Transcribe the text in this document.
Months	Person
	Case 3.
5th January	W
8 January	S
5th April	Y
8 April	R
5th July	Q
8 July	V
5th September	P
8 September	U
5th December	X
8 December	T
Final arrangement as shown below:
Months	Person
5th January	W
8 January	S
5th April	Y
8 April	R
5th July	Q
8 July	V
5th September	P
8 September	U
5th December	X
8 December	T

+---+

**WHAT YOU HAVE TO DO**
Please repeat the listing above in full and exactly.

**EXPECTED ANSWER**
Transcribe the text in this document.
Months	Person
	Case 3.
5th January	W
8 January	S
5th April	Y
8 April	R
5th July	Q
8 July	V
5th September	P
8 September	U
5th December	X
8 December	T
Final arrangement as shown below:
Months	Person
5th January	W
8 January	S
5th April	Y
8 April	R
5th July	Q
8 July	V
5th September	P
8 September	U
5th December	X
8 December	T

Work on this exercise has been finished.